>> START MATERIAL
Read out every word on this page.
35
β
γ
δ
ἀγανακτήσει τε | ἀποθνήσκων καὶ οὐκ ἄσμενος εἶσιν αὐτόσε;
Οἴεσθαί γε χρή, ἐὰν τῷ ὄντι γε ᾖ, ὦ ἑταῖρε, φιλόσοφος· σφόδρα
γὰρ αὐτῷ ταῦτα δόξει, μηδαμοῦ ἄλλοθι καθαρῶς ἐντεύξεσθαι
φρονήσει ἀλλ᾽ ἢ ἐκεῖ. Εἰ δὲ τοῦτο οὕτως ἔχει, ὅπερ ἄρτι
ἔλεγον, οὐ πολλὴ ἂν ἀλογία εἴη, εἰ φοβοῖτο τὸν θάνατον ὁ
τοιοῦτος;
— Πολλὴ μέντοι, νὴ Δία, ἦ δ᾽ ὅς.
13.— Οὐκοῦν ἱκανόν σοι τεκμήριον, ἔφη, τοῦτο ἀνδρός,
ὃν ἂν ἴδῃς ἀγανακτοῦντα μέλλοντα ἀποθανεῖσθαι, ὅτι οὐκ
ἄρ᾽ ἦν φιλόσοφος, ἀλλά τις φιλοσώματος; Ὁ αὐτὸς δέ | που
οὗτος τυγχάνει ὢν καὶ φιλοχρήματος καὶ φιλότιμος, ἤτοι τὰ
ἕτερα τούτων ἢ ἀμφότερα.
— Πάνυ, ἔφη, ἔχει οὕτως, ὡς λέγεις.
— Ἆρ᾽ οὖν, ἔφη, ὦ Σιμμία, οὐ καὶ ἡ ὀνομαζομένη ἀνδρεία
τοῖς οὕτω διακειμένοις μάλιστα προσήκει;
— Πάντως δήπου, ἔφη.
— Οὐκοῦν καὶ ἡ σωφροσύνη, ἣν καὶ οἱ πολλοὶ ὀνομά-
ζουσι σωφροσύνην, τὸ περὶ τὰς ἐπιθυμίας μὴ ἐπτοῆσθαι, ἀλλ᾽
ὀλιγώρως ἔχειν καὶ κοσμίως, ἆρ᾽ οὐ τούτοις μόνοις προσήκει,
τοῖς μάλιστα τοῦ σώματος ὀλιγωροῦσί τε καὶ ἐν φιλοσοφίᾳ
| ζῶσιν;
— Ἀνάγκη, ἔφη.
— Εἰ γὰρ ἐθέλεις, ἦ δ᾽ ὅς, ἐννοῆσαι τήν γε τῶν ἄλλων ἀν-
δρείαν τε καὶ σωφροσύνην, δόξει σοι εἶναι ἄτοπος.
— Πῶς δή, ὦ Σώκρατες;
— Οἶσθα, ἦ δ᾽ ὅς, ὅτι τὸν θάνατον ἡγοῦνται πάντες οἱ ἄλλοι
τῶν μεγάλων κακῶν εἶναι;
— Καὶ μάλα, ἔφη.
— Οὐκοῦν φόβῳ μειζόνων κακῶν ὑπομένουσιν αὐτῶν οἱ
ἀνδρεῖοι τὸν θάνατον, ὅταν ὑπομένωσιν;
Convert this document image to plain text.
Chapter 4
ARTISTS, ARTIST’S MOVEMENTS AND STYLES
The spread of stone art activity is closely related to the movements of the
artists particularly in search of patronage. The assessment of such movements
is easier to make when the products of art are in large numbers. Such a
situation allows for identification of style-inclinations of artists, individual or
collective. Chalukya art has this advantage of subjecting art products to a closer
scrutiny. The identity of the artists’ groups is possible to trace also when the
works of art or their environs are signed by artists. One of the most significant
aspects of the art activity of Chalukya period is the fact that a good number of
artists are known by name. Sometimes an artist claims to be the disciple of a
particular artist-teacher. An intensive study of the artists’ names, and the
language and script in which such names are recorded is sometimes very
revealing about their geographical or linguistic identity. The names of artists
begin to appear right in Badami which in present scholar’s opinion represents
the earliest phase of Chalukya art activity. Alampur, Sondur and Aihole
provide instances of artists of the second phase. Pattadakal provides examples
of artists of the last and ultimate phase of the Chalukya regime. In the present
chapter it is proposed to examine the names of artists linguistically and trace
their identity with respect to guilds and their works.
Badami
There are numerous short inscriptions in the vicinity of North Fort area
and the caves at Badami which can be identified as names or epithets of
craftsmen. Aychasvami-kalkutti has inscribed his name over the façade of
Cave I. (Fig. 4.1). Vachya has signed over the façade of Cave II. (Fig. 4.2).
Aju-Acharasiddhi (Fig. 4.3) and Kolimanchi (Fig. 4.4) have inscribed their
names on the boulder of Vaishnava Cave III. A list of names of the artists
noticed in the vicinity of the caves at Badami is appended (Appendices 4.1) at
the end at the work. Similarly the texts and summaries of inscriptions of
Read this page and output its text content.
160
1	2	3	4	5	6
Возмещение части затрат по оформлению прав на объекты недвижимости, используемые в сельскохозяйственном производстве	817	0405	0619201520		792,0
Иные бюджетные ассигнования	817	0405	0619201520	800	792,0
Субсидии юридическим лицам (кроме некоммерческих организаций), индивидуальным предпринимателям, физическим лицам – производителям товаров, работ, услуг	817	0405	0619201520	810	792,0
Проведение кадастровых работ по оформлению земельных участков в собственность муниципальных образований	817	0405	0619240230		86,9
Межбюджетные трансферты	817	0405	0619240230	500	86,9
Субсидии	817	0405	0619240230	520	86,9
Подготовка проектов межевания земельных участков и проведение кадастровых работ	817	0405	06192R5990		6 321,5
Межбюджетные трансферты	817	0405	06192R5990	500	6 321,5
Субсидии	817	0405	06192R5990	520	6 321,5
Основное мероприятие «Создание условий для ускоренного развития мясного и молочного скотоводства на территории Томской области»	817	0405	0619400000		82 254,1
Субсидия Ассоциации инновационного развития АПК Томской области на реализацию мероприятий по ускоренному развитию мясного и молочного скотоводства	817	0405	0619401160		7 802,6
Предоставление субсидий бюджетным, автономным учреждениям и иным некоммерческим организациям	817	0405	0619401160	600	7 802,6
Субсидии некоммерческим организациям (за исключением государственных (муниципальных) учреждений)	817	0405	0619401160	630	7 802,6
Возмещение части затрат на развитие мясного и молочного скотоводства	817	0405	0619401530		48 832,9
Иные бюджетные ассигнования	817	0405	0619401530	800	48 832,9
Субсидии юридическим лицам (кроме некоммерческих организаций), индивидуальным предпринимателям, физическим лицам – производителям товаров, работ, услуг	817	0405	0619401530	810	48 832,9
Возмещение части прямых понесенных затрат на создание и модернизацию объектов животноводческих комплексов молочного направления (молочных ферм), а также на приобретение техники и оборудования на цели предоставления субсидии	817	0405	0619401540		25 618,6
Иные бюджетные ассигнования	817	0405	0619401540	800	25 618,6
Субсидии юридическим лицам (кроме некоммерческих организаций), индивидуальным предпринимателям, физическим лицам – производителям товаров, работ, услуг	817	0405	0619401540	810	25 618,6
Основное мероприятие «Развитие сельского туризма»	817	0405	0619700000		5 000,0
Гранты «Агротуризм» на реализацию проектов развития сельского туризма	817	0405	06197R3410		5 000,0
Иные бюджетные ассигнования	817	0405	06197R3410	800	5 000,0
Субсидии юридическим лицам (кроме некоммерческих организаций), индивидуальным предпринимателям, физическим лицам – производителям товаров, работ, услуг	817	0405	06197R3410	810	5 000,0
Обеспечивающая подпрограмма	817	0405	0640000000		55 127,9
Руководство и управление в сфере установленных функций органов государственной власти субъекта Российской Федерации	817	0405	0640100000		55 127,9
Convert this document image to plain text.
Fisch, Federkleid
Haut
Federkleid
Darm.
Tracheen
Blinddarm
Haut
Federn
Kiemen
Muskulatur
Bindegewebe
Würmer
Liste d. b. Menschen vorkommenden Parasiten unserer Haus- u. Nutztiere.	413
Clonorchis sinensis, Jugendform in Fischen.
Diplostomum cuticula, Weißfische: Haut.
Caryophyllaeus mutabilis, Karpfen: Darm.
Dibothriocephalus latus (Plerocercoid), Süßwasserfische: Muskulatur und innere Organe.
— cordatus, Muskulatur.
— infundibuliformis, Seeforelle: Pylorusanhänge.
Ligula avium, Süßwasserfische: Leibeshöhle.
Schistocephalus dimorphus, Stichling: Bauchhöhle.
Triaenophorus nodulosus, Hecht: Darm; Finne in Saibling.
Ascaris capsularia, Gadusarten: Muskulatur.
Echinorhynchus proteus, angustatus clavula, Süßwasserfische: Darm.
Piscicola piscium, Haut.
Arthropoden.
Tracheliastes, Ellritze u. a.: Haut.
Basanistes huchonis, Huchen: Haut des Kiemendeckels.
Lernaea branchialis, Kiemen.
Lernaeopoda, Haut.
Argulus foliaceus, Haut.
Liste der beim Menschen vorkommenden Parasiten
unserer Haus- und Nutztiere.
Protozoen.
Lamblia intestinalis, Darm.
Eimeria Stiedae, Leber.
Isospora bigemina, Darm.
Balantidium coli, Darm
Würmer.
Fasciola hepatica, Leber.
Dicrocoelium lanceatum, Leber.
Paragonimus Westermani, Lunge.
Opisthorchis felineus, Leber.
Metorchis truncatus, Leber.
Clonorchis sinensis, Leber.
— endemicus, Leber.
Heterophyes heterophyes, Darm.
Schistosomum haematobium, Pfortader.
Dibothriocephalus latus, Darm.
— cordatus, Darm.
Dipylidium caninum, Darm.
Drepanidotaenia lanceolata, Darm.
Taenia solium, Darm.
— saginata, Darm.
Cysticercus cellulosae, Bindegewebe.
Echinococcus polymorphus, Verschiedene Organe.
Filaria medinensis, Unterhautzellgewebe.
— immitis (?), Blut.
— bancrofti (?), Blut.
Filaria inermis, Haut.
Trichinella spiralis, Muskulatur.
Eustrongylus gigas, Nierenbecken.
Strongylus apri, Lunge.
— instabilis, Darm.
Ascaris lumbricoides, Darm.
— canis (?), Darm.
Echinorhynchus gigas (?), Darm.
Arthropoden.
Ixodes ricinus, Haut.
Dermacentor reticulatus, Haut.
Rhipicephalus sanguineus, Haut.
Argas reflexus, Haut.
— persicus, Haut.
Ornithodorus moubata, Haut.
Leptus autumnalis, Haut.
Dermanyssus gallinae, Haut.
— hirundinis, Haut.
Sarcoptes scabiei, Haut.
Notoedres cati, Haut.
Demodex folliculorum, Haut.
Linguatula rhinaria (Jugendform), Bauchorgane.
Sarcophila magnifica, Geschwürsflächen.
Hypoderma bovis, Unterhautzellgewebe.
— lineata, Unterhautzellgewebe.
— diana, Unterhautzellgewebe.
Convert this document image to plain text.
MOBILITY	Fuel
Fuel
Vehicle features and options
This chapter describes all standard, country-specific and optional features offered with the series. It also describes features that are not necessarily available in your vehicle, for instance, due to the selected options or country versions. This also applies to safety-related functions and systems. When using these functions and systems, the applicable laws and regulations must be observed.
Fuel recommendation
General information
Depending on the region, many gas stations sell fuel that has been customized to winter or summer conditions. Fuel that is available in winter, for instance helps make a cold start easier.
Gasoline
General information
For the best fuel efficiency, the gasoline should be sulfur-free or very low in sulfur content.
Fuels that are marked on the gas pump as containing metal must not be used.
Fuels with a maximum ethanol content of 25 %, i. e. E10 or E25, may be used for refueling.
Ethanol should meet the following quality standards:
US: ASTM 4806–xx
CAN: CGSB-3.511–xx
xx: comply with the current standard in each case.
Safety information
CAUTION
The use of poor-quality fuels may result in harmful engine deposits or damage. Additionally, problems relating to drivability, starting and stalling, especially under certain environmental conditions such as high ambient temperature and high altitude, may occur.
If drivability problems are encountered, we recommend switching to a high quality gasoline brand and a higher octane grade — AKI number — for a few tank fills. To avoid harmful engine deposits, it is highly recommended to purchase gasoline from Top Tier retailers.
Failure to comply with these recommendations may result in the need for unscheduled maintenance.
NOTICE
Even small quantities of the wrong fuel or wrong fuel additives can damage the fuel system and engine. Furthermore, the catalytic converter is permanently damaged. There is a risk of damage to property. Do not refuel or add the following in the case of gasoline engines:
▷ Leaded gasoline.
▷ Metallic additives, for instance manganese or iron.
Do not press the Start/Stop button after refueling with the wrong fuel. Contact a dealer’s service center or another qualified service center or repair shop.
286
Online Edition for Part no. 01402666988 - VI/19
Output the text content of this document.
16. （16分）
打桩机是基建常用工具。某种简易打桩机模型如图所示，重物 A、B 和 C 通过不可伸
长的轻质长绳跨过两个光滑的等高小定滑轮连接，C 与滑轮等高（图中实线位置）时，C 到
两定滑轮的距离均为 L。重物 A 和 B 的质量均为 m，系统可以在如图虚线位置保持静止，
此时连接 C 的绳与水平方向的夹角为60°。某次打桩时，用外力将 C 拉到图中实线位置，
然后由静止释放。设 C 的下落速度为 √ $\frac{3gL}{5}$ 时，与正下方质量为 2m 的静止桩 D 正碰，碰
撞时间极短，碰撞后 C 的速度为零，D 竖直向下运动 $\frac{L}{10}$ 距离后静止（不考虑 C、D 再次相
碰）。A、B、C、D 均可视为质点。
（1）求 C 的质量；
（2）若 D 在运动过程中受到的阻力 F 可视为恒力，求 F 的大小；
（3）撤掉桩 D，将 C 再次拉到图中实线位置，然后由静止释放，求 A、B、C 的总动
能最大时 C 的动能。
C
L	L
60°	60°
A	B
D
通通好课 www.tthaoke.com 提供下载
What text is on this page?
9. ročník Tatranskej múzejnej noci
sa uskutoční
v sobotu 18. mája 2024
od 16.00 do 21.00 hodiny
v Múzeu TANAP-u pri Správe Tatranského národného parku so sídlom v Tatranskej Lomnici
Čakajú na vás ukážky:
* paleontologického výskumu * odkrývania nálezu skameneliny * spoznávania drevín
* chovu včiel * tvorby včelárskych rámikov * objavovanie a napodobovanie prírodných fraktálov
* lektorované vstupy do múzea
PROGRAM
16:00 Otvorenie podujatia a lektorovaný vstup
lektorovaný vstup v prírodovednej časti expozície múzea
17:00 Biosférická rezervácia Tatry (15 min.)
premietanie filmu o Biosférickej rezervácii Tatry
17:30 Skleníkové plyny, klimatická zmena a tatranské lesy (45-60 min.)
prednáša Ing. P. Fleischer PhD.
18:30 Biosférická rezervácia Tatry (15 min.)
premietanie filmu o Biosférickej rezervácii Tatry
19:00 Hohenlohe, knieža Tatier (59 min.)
>> END MATERIAL
Select from the material above each line in which the string "additives" appears, and list those lines.

Even small quantities of the wrong fuel or wrong fuel additives can damage the fuel system and engine. Furthermore, the catalytic converter is permanently damaged. There is a risk of damage to property. Do not refuel or add the following in the case of gasoline engines:
▷ Metallic additives, for instance manganese or iron.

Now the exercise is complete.